__WRITTEN REQUEST__: Lay out every line of the items below as a numbered list, skipping blank lines and leaving out the pictures.

__DATA PROVIDED__:

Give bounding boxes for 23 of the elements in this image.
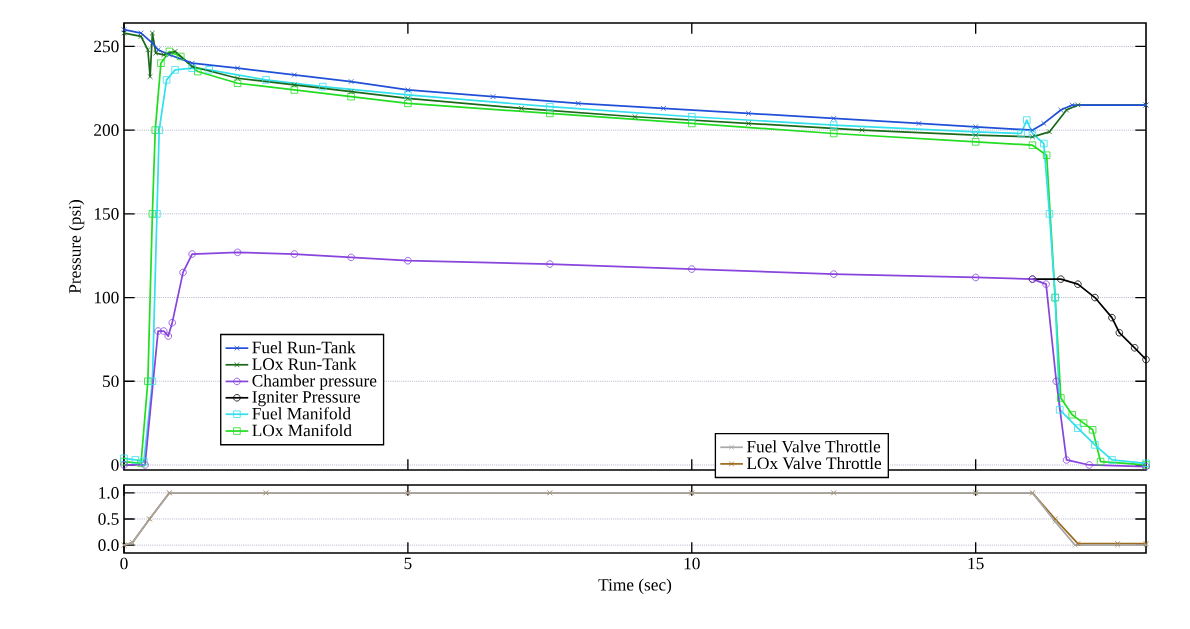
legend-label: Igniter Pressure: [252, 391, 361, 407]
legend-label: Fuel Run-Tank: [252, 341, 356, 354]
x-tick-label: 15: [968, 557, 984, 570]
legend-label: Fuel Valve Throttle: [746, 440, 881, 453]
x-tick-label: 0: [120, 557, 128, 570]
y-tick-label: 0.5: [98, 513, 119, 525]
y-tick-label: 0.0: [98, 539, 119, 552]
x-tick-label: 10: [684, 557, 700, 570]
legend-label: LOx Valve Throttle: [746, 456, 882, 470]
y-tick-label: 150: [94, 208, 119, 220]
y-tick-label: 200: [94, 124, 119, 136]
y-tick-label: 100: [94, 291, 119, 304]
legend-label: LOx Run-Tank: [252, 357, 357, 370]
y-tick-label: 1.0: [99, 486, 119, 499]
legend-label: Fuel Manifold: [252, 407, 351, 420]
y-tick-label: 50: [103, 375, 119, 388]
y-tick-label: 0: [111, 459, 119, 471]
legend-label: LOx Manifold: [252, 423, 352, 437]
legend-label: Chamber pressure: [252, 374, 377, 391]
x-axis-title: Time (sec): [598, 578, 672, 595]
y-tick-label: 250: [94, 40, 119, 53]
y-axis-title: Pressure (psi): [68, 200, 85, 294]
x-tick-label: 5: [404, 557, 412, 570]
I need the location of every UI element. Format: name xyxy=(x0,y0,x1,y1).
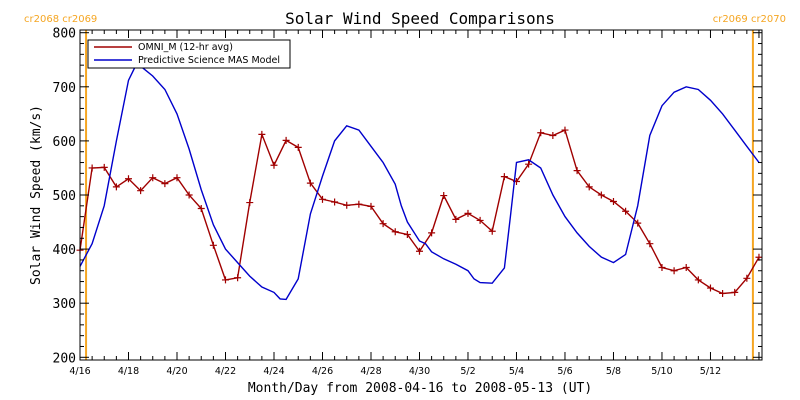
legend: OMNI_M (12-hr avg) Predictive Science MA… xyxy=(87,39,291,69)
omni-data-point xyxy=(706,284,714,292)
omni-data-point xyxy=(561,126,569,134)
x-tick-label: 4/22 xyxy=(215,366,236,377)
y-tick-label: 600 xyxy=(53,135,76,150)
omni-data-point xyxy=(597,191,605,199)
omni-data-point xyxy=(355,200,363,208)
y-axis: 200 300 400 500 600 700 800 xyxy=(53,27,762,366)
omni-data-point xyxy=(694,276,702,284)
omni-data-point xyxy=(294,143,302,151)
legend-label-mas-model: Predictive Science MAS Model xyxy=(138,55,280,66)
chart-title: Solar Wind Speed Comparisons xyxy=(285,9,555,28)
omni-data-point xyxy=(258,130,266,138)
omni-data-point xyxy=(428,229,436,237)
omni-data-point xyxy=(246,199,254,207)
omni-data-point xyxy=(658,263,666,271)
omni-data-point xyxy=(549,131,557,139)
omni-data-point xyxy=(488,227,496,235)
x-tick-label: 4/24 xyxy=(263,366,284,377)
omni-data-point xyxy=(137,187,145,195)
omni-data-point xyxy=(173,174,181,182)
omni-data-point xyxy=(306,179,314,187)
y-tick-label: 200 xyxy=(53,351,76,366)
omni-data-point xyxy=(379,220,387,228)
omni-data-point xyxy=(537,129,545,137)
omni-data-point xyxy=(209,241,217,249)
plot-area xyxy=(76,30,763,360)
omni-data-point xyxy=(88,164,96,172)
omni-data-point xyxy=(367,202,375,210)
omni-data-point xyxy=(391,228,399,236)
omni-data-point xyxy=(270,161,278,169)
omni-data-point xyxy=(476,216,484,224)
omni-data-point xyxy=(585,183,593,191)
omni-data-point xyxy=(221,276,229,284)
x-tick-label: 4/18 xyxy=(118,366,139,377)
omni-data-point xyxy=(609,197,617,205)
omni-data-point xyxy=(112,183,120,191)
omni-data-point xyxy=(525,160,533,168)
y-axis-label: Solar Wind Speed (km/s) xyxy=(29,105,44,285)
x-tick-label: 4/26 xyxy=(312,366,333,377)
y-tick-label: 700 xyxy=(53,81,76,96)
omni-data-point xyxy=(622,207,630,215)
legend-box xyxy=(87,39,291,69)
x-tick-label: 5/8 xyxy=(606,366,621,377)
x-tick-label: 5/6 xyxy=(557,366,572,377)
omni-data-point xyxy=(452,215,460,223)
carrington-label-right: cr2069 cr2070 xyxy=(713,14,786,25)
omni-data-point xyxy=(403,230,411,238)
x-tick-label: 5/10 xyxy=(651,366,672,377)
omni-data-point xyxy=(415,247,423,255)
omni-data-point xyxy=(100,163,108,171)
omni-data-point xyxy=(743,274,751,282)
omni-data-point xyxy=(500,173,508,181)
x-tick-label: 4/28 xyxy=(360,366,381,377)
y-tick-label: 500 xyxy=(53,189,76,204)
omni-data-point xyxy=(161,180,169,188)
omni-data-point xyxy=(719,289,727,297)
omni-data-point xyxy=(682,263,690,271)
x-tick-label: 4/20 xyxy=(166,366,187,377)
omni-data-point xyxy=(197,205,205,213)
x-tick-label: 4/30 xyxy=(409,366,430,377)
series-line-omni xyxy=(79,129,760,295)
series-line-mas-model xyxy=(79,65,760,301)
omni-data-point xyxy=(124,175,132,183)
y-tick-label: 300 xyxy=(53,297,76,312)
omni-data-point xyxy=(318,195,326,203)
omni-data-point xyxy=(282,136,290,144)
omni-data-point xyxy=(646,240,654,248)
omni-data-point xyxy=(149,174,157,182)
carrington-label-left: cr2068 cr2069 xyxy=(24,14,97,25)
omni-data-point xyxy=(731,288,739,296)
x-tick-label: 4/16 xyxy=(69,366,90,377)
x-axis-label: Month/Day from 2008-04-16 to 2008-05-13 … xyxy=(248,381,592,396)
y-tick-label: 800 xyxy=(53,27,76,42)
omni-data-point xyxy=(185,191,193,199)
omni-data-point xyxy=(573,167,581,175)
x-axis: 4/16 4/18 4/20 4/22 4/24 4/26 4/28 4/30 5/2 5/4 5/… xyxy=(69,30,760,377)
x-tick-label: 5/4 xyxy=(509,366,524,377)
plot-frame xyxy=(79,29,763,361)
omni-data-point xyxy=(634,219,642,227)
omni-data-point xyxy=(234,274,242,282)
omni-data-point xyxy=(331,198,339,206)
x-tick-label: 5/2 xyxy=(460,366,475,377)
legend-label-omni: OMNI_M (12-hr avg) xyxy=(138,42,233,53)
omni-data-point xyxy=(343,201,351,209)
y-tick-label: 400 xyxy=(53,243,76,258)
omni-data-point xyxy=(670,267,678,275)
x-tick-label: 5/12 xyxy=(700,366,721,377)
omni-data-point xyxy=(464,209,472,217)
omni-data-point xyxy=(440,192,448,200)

__RESULT OF THE TASK__:
1. Give bounding boxes for 23 of the elements in this image.
2. legend-label: Igniter Pressure: [252, 391, 361, 407]
3. legend-label: Fuel Run-Tank: [252, 341, 356, 354]
4. x-tick-label: 15: [968, 557, 984, 570]
5. legend-label: Fuel Valve Throttle: [746, 440, 881, 453]
6. x-tick-label: 0: [120, 557, 128, 570]
7. y-tick-label: 0.5: [98, 513, 119, 525]
8. y-tick-label: 0.0: [98, 539, 119, 552]
9. x-tick-label: 10: [684, 557, 700, 570]
10. legend-label: LOx Valve Throttle: [746, 456, 882, 470]
11. y-tick-label: 150: [94, 208, 119, 220]
12. y-tick-label: 200: [94, 124, 119, 136]
13. y-tick-label: 100: [94, 291, 119, 304]
14. legend-label: LOx Run-Tank: [252, 357, 357, 370]
15. y-tick-label: 1.0: [99, 486, 119, 499]
16. legend-label: Fuel Manifold: [252, 407, 351, 420]
17. y-tick-label: 50: [103, 375, 119, 388]
18. y-tick-label: 0: [111, 459, 119, 471]
19. legend-label: LOx Manifold: [252, 423, 352, 437]
20. legend-label: Chamber pressure: [252, 374, 377, 391]
21. x-axis-title: Time (sec): [598, 578, 672, 595]
22. y-tick-label: 250: [94, 40, 119, 53]
23. y-axis-title: Pressure (psi): [68, 200, 85, 294]
24. x-tick-label: 5: [404, 557, 412, 570]
25. I need the location of every UI element. Format: name xyxy=(x0,y0,x1,y1).
26. legend: OMNI_M (12-hr avg) Predictive Science MA… xyxy=(87,39,291,69)
27. omni-data-point xyxy=(706,284,714,292)
28. omni-data-point xyxy=(561,126,569,134)
29. x-tick-label: 4/22 xyxy=(215,366,236,377)
30. y-tick-label: 600 xyxy=(53,135,76,150)
31. omni-data-point xyxy=(597,191,605,199)
32. omni-data-point xyxy=(355,200,363,208)
33. y-axis: 200 300 400 500 600 700 800 xyxy=(53,27,762,366)
34. omni-data-point xyxy=(694,276,702,284)
35. omni-data-point xyxy=(294,143,302,151)
36. legend-label-mas-model: Predictive Science MAS Model xyxy=(138,55,280,66)
37. chart-title: Solar Wind Speed Comparisons xyxy=(285,9,555,28)
38. omni-data-point xyxy=(258,130,266,138)
39. omni-data-point xyxy=(428,229,436,237)
40. omni-data-point xyxy=(246,199,254,207)
41. omni-data-point xyxy=(658,263,666,271)
42. omni-data-point xyxy=(549,131,557,139)
43. omni-data-point xyxy=(488,227,496,235)
44. x-tick-label: 4/24 xyxy=(263,366,284,377)
45. omni-data-point xyxy=(137,187,145,195)
46. omni-data-point xyxy=(173,174,181,182)
47. omni-data-point xyxy=(306,179,314,187)
48. y-tick-label: 200 xyxy=(53,351,76,366)
49. omni-data-point xyxy=(379,220,387,228)
50. omni-data-point xyxy=(537,129,545,137)
51. omni-data-point xyxy=(209,241,217,249)
52. plot-area xyxy=(76,30,763,360)
53. omni-data-point xyxy=(88,164,96,172)
54. omni-data-point xyxy=(367,202,375,210)
55. omni-data-point xyxy=(391,228,399,236)
56. omni-data-point xyxy=(270,161,278,169)
57. omni-data-point xyxy=(476,216,484,224)
58. omni-data-point xyxy=(585,183,593,191)
59. omni-data-point xyxy=(221,276,229,284)
60. x-tick-label: 4/18 xyxy=(118,366,139,377)
61. omni-data-point xyxy=(609,197,617,205)
62. omni-data-point xyxy=(112,183,120,191)
63. omni-data-point xyxy=(525,160,533,168)
64. y-axis-label: Solar Wind Speed (km/s) xyxy=(29,105,44,285)
65. x-tick-label: 4/26 xyxy=(312,366,333,377)
66. y-tick-label: 700 xyxy=(53,81,76,96)
67. omni-data-point xyxy=(622,207,630,215)
68. legend-box xyxy=(87,39,291,69)
69. x-tick-label: 5/8 xyxy=(606,366,621,377)
70. x-tick-label: 5/6 xyxy=(557,366,572,377)
71. omni-data-point xyxy=(452,215,460,223)
72. carrington-label-right: cr2069 cr2070 xyxy=(713,14,786,25)
73. omni-data-point xyxy=(403,230,411,238)
74. x-tick-label: 5/10 xyxy=(651,366,672,377)
75. omni-data-point xyxy=(415,247,423,255)
76. omni-data-point xyxy=(100,163,108,171)
77. omni-data-point xyxy=(743,274,751,282)
78. omni-data-point xyxy=(500,173,508,181)
79. x-tick-label: 4/28 xyxy=(360,366,381,377)
80. y-tick-label: 500 xyxy=(53,189,76,204)
81. omni-data-point xyxy=(161,180,169,188)
82. omni-data-point xyxy=(719,289,727,297)
83. omni-data-point xyxy=(682,263,690,271)
84. x-tick-label: 4/20 xyxy=(166,366,187,377)
85. omni-data-point xyxy=(197,205,205,213)
86. x-tick-label: 4/30 xyxy=(409,366,430,377)
87. series-line-omni xyxy=(79,129,760,295)
88. series-line-mas-model xyxy=(79,65,760,301)
89. omni-data-point xyxy=(124,175,132,183)
90. y-tick-label: 300 xyxy=(53,297,76,312)
91. omni-data-point xyxy=(318,195,326,203)
92. omni-data-point xyxy=(282,136,290,144)
93. omni-data-point xyxy=(646,240,654,248)
94. omni-data-point xyxy=(149,174,157,182)
95. carrington-label-left: cr2068 cr2069 xyxy=(24,14,97,25)
96. omni-data-point xyxy=(731,288,739,296)
97. x-tick-label: 4/16 xyxy=(69,366,90,377)
98. x-axis-label: Month/Day from 2008-04-16 to 2008-05-13 … xyxy=(248,381,592,396)
99. y-tick-label: 800 xyxy=(53,27,76,42)
100. omni-data-point xyxy=(185,191,193,199)
101. omni-data-point xyxy=(573,167,581,175)
102. x-axis: 4/16 4/18 4/20 4/22 4/24 4/26 4/28 4/30 5/2 5/4 5/… xyxy=(69,30,760,377)
103. x-tick-label: 5/4 xyxy=(509,366,524,377)
104. plot-frame xyxy=(79,29,763,361)
105. omni-data-point xyxy=(634,219,642,227)
106. omni-data-point xyxy=(234,274,242,282)
107. omni-data-point xyxy=(331,198,339,206)
108. x-tick-label: 5/2 xyxy=(460,366,475,377)
109. legend-label-omni: OMNI_M (12-hr avg) xyxy=(138,42,233,53)
110. omni-data-point xyxy=(343,201,351,209)
111. y-tick-label: 400 xyxy=(53,243,76,258)
112. omni-data-point xyxy=(670,267,678,275)
113. x-tick-label: 5/12 xyxy=(700,366,721,377)
114. omni-data-point xyxy=(464,209,472,217)
115. omni-data-point xyxy=(440,192,448,200)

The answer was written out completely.